The task:
Your task is to print every entry below exactly as given.

Stored data entries:

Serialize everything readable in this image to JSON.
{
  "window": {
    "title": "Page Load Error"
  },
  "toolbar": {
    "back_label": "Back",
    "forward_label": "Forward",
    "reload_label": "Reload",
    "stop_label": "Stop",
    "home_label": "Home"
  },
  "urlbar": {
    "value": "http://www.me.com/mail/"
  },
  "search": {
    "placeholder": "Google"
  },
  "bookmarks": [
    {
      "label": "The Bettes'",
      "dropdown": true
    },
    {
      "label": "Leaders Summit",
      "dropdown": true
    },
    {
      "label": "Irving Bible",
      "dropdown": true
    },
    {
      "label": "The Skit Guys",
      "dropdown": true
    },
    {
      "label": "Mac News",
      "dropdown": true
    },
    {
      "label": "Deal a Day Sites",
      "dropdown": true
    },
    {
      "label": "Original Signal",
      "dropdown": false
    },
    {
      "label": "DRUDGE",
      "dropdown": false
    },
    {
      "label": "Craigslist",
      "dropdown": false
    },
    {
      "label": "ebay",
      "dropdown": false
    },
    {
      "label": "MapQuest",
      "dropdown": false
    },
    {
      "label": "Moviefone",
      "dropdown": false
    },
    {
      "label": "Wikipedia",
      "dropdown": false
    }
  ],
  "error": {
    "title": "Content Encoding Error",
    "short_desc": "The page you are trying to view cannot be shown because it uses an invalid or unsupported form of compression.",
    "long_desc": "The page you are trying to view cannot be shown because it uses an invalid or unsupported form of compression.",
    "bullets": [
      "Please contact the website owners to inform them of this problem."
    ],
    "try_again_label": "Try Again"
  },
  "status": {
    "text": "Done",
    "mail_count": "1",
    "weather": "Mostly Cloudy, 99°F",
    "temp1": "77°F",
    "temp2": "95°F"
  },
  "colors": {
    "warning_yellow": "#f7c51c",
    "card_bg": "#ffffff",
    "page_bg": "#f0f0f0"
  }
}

Written answer:
Serialize everything readable in this image to JSON.
{
  "window": {
    "title": "Page Load Error"
  },
  "toolbar": {
    "back_label": "Back",
    "forward_label": "Forward",
    "reload_label": "Reload",
    "stop_label": "Stop",
    "home_label": "Home"
  },
  "urlbar": {
    "value": "http://www.me.com/mail/"
  },
  "search": {
    "placeholder": "Google"
  },
  "bookmarks": [
    {
      "label": "The Bettes'",
      "dropdown": true
    },
    {
      "label": "Leaders Summit",
      "dropdown": true
    },
    {
      "label": "Irving Bible",
      "dropdown": true
    },
    {
      "label": "The Skit Guys",
      "dropdown": true
    },
    {
      "label": "Mac News",
      "dropdown": true
    },
    {
      "label": "Deal a Day Sites",
      "dropdown": true
    },
    {
      "label": "Original Signal",
      "dropdown": false
    },
    {
      "label": "DRUDGE",
      "dropdown": false
    },
    {
      "label": "Craigslist",
      "dropdown": false
    },
    {
      "label": "ebay",
      "dropdown": false
    },
    {
      "label": "MapQuest",
      "dropdown": false
    },
    {
      "label": "Moviefone",
      "dropdown": false
    },
    {
      "label": "Wikipedia",
      "dropdown": false
    }
  ],
  "error": {
    "title": "Content Encoding Error",
    "short_desc": "The page you are trying to view cannot be shown because it uses an invalid or unsupported form of compression.",
    "long_desc": "The page you are trying to view cannot be shown because it uses an invalid or unsupported form of compression.",
    "bullets": [
      "Please contact the website owners to inform them of this problem."
    ],
    "try_again_label": "Try Again"
  },
  "status": {
    "text": "Done",
    "mail_count": "1",
    "weather": "Mostly Cloudy, 99°F",
    "temp1": "77°F",
    "temp2": "95°F"
  },
  "colors": {
    "warning_yellow": "#f7c51c",
    "card_bg": "#ffffff",
    "page_bg": "#f0f0f0"
  }
}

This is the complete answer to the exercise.